**EXERCISE INSTRUCTIONS**
Pick out every line that holds the string "this" and copy it.

**DATA RECORDS**
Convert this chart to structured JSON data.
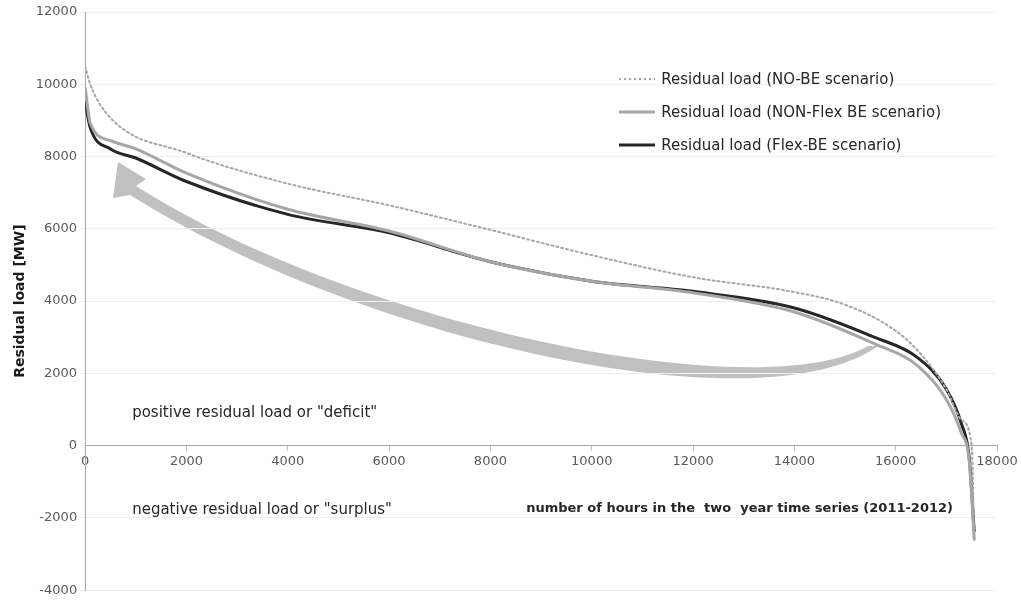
{
  "chart_data": {
    "type": "line",
    "xlabel": "number of hours in the  two  year time series (2011-2012)",
    "ylabel": "Residual load [MW]",
    "xlim": [
      0,
      18000
    ],
    "xticks": [
      0,
      2000,
      4000,
      6000,
      8000,
      10000,
      12000,
      14000,
      16000,
      18000
    ],
    "ylim": [
      -4000,
      12000
    ],
    "yticks": [
      -4000,
      -2000,
      0,
      2000,
      4000,
      6000,
      8000,
      10000,
      12000
    ],
    "grid": "y",
    "legend": "top right",
    "marker": "none",
    "annotations": [
      "positive residual load or \"deficit\"",
      "negative residual load or \"surplus\""
    ],
    "series": [
      {
        "name": "Residual load (NO-BE scenario)",
        "color": "#a6a6a6",
        "line_style": "dotted",
        "x": [
          0,
          100,
          500,
          2000,
          4000,
          6000,
          8000,
          10000,
          12000,
          14000,
          15000,
          16000,
          16500,
          17000,
          17300,
          17500,
          17550
        ],
        "values": [
          10500,
          10000,
          9070,
          8100,
          7250,
          6650,
          5970,
          5270,
          4660,
          4250,
          3900,
          3180,
          2530,
          1560,
          710,
          0,
          -2600
        ]
      },
      {
        "name": "Residual load (NON-Flex BE scenario)",
        "color": "#a6a6a6",
        "line_style": "solid",
        "x": [
          0,
          100,
          500,
          1000,
          2000,
          4000,
          6000,
          8000,
          10000,
          12000,
          14000,
          15600,
          16400,
          17000,
          17300,
          17450,
          17550
        ],
        "values": [
          9900,
          8930,
          8440,
          8210,
          7540,
          6540,
          5940,
          5090,
          4550,
          4230,
          3700,
          2810,
          2250,
          1280,
          340,
          -400,
          -2590
        ]
      },
      {
        "name": "Residual load (Flex-BE scenario)",
        "color": "#262626",
        "line_style": "solid",
        "x": [
          0,
          100,
          500,
          1000,
          2000,
          4000,
          6000,
          8000,
          10000,
          12000,
          14000,
          15600,
          16400,
          17000,
          17300,
          17450,
          17550
        ],
        "values": [
          9500,
          8800,
          8210,
          7960,
          7310,
          6400,
          5890,
          5090,
          4550,
          4270,
          3810,
          2990,
          2470,
          1560,
          600,
          -310,
          -2360
        ]
      }
    ]
  }
}
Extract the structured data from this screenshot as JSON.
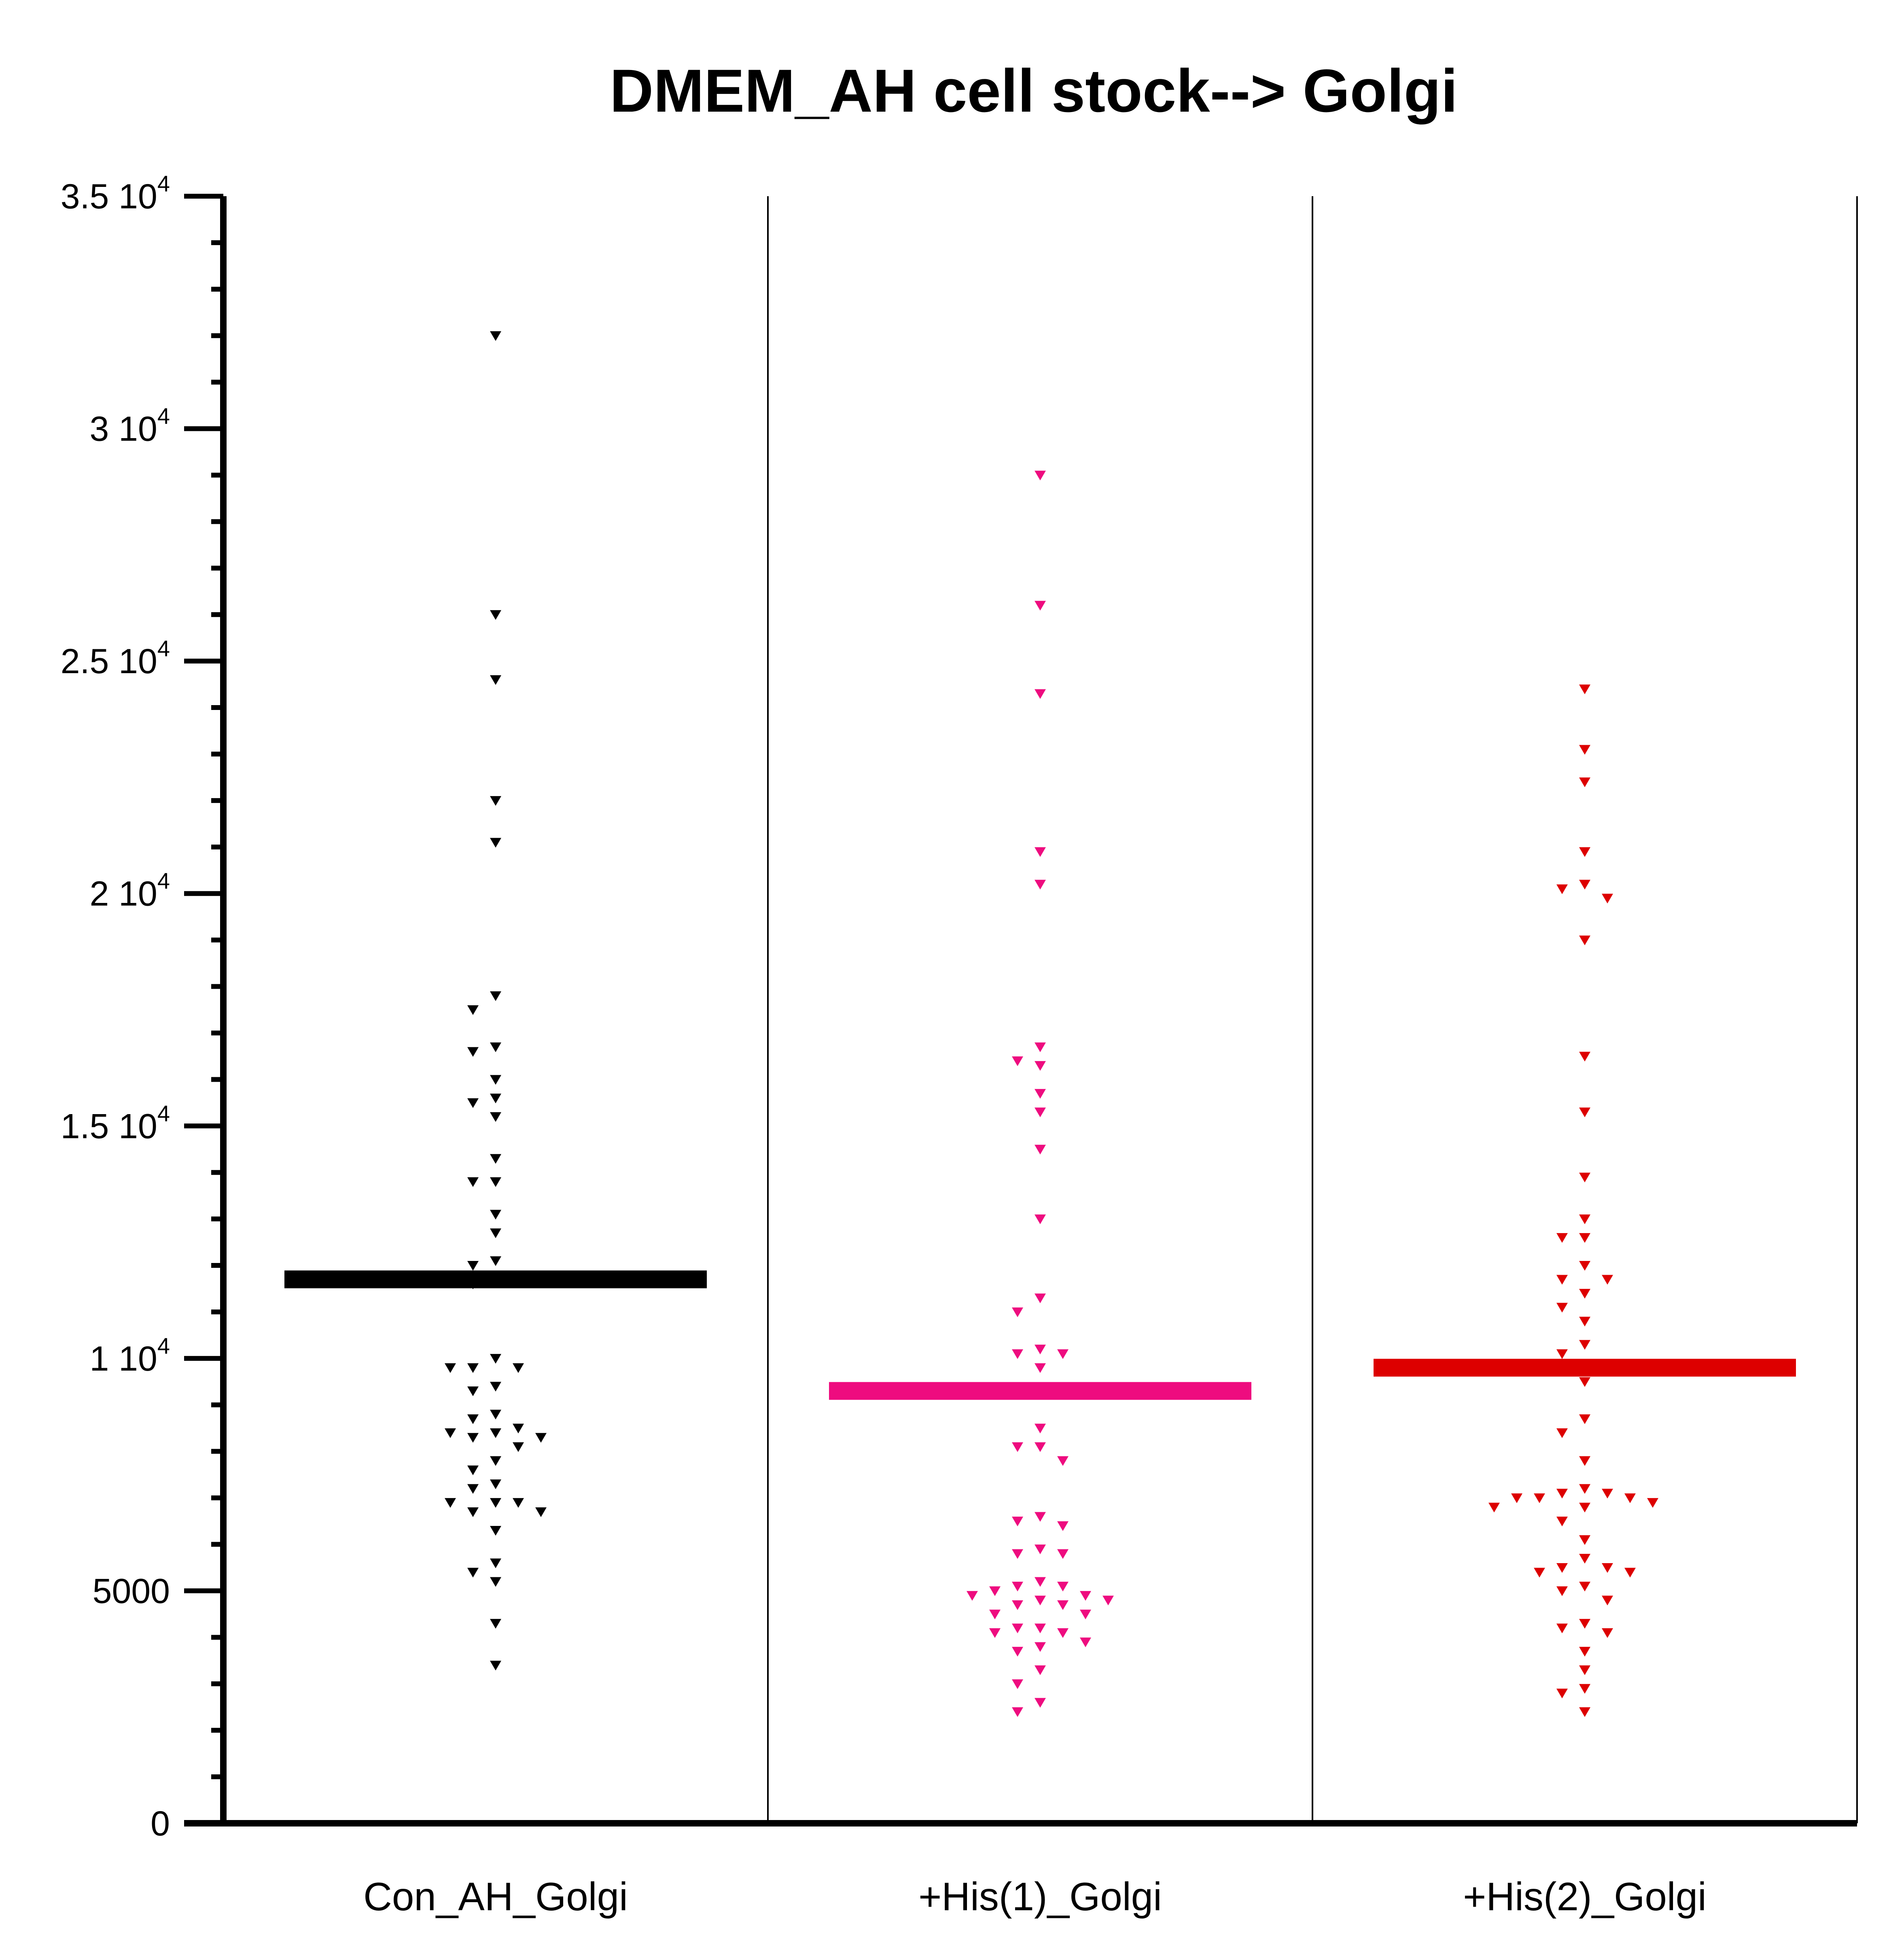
{
  "chart_data": {
    "type": "scatter",
    "subtype": "column-scatter-with-mean",
    "title": "DMEM_AH cell stock--> Golgi",
    "xlabel": "",
    "ylabel": "",
    "ylim": [
      0,
      35000
    ],
    "y_ticks": [
      {
        "value": 0,
        "label": "0",
        "exp": ""
      },
      {
        "value": 5000,
        "label": "5000",
        "exp": ""
      },
      {
        "value": 10000,
        "label": "1 10",
        "exp": "4"
      },
      {
        "value": 15000,
        "label": "1.5 10",
        "exp": "4"
      },
      {
        "value": 20000,
        "label": "2 10",
        "exp": "4"
      },
      {
        "value": 25000,
        "label": "2.5 10",
        "exp": "4"
      },
      {
        "value": 30000,
        "label": "3 10",
        "exp": "4"
      },
      {
        "value": 35000,
        "label": "3.5 10",
        "exp": "4"
      }
    ],
    "minor_tick_step": 1000,
    "categories": [
      "Con_AH_Golgi",
      "+His(1)_Golgi",
      "+His(2)_Golgi"
    ],
    "marker": "triangle-down",
    "series": [
      {
        "category": "Con_AH_Golgi",
        "color": "#000000",
        "mean": 11700,
        "values": [
          32000,
          26000,
          24600,
          22000,
          21100,
          17800,
          17500,
          16700,
          16600,
          16000,
          15600,
          15500,
          15200,
          14300,
          13800,
          13800,
          13100,
          12700,
          12100,
          12000,
          11700,
          11600,
          10000,
          9800,
          9800,
          9800,
          9400,
          9300,
          8800,
          8700,
          8500,
          8400,
          8400,
          8300,
          8300,
          8100,
          7800,
          7600,
          7300,
          7200,
          6900,
          6900,
          6900,
          6700,
          6700,
          6300,
          5600,
          5400,
          5200,
          4300,
          3400
        ]
      },
      {
        "category": "+His(1)_Golgi",
        "color": "#ee0c7f",
        "mean": 9300,
        "values": [
          29000,
          26200,
          24300,
          20900,
          20200,
          16700,
          16400,
          16300,
          15700,
          15300,
          14500,
          13000,
          11300,
          11000,
          10200,
          10100,
          10100,
          9800,
          8500,
          8100,
          8100,
          7800,
          6600,
          6500,
          6400,
          5900,
          5800,
          5800,
          5200,
          5100,
          5100,
          5000,
          4900,
          4900,
          4800,
          4800,
          4700,
          4700,
          4500,
          4500,
          4200,
          4200,
          4100,
          4100,
          3900,
          3800,
          3700,
          3300,
          3000,
          2600,
          2400
        ]
      },
      {
        "category": "+His(2)_Golgi",
        "color": "#dd0000",
        "mean": 9800,
        "values": [
          24400,
          23100,
          22400,
          20900,
          20200,
          20100,
          19900,
          19000,
          16500,
          15300,
          13900,
          13000,
          12600,
          12600,
          12000,
          11700,
          11700,
          11400,
          11100,
          10800,
          10300,
          10100,
          9500,
          8700,
          8400,
          7800,
          7200,
          7100,
          7100,
          7000,
          7000,
          7000,
          6900,
          6800,
          6800,
          6500,
          6100,
          5700,
          5500,
          5500,
          5400,
          5400,
          5100,
          5000,
          4800,
          4300,
          4200,
          4100,
          3700,
          3300,
          2900,
          2800,
          2400
        ]
      }
    ]
  }
}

**WRITTEN RESPONSE**
Convert this chart to structured JSON data.
Extract the structured data from this screenshot as JSON.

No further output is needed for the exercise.